Stored entries
[start]
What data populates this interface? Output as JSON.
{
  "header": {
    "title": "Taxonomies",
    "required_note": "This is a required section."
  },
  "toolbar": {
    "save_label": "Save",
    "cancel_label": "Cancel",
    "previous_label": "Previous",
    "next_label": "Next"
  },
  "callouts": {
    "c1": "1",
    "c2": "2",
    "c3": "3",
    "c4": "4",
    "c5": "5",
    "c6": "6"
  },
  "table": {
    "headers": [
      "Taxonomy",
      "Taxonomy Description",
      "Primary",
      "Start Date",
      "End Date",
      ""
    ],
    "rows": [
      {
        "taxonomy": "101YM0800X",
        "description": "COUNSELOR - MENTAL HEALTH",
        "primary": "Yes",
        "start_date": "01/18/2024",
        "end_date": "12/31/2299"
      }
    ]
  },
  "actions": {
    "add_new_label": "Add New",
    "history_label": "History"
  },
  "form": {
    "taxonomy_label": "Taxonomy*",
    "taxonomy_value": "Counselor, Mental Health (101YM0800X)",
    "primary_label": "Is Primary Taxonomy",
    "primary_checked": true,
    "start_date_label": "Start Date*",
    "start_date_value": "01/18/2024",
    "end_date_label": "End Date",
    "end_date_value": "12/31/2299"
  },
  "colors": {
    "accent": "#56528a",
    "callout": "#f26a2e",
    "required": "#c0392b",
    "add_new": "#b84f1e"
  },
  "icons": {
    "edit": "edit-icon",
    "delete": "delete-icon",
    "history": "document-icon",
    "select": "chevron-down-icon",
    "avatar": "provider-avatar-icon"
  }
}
[end]
[start]
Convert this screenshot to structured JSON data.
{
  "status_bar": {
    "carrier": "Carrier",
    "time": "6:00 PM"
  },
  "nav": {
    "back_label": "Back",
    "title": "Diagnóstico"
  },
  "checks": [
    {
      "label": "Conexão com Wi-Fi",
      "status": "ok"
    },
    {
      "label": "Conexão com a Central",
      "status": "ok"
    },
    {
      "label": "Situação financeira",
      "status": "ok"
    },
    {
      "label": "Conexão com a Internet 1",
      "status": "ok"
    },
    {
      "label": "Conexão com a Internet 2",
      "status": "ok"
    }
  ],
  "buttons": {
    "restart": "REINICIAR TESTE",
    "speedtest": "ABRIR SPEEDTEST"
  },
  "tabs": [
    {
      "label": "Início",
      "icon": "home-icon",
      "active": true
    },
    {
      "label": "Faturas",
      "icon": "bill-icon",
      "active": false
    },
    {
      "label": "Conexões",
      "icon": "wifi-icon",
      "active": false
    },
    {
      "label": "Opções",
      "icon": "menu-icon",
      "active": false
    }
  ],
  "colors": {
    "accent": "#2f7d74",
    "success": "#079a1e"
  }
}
[end]
**REQUEST**: Pick out every line with the string "Conexão" and copy it.

**RESULT OF THE TASK**:
      "label": "Conexão com Wi-Fi",
      "label": "Conexão com a Central",
      "label": "Conexão com a Internet 1",
      "label": "Conexão com a Internet 2",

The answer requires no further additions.